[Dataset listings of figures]
—————
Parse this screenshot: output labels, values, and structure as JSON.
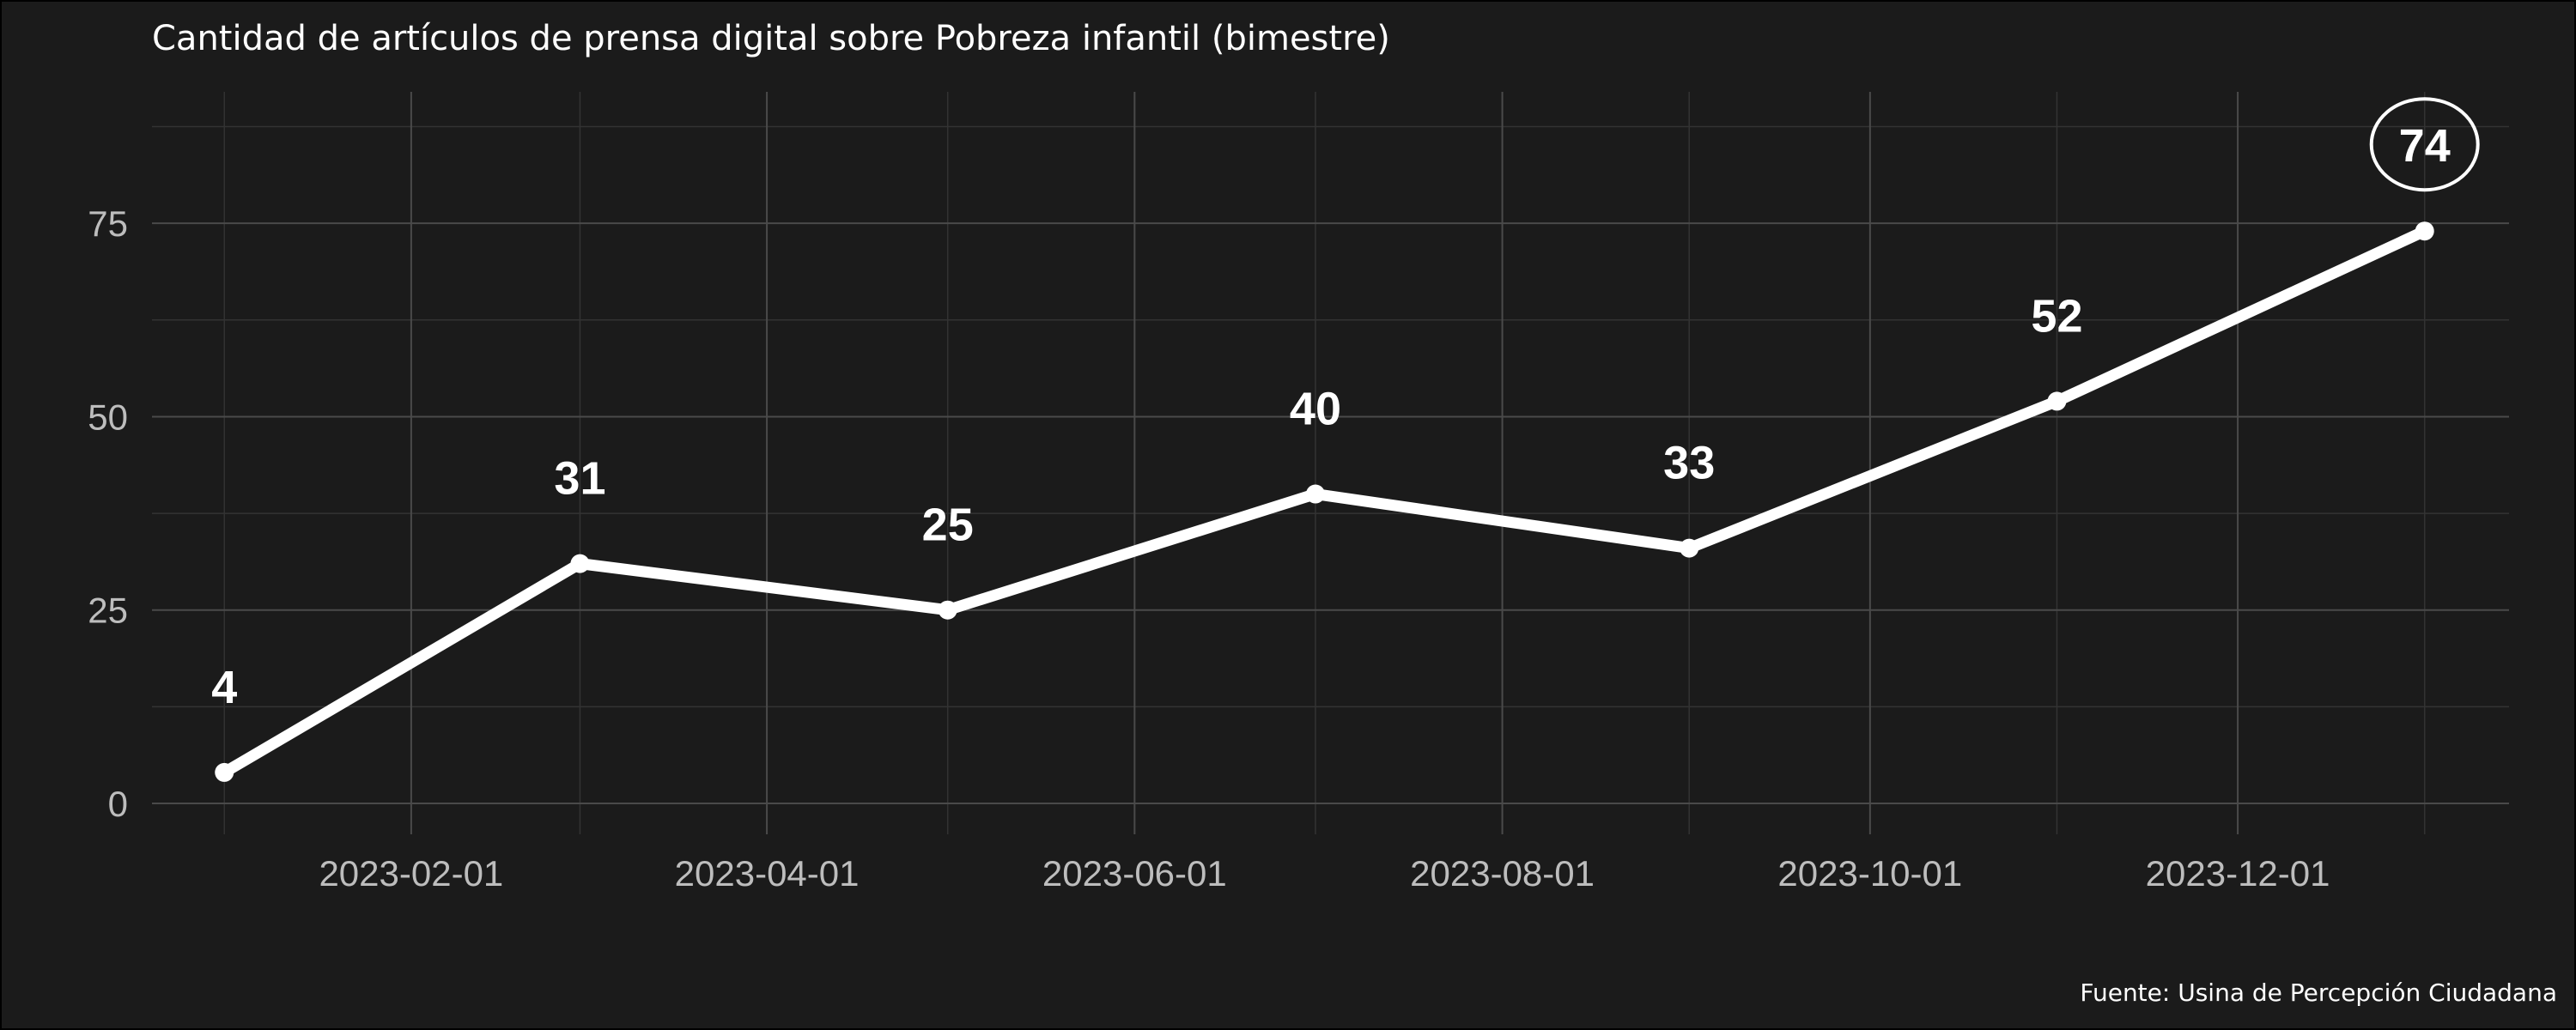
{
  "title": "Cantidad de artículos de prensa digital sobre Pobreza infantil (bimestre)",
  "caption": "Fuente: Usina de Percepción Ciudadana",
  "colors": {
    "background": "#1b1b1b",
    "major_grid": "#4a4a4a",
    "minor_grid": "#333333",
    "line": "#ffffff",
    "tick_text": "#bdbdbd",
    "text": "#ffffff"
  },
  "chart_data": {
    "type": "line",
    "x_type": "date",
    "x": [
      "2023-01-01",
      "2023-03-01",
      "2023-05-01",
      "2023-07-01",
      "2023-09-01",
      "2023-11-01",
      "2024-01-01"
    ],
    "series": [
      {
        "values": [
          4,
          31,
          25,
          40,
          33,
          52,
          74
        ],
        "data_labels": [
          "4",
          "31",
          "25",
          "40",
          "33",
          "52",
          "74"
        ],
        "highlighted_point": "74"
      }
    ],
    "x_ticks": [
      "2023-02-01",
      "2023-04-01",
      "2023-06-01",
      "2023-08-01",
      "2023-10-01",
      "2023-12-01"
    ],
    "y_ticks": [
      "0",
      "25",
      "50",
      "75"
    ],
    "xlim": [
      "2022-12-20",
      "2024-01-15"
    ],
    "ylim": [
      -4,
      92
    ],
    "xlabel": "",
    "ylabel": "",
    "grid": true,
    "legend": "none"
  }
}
—————
● THE TASK
What you return should match the records above word for word, minus the pictures.

● RESPONSE BELOW
Parse this screenshot: output labels, values, and structure as JSON.
{
  "title": "Cantidad de artículos de prensa digital sobre Pobreza infantil (bimestre)",
  "caption": "Fuente: Usina de Percepción Ciudadana",
  "colors": {
    "background": "#1b1b1b",
    "major_grid": "#4a4a4a",
    "minor_grid": "#333333",
    "line": "#ffffff",
    "tick_text": "#bdbdbd",
    "text": "#ffffff"
  },
  "chart_data": {
    "type": "line",
    "x_type": "date",
    "x": [
      "2023-01-01",
      "2023-03-01",
      "2023-05-01",
      "2023-07-01",
      "2023-09-01",
      "2023-11-01",
      "2024-01-01"
    ],
    "series": [
      {
        "values": [
          4,
          31,
          25,
          40,
          33,
          52,
          74
        ],
        "data_labels": [
          "4",
          "31",
          "25",
          "40",
          "33",
          "52",
          "74"
        ],
        "highlighted_point": "74"
      }
    ],
    "x_ticks": [
      "2023-02-01",
      "2023-04-01",
      "2023-06-01",
      "2023-08-01",
      "2023-10-01",
      "2023-12-01"
    ],
    "y_ticks": [
      "0",
      "25",
      "50",
      "75"
    ],
    "xlim": [
      "2022-12-20",
      "2024-01-15"
    ],
    "ylim": [
      -4,
      92
    ],
    "xlabel": "",
    "ylabel": "",
    "grid": true,
    "legend": "none"
  }
}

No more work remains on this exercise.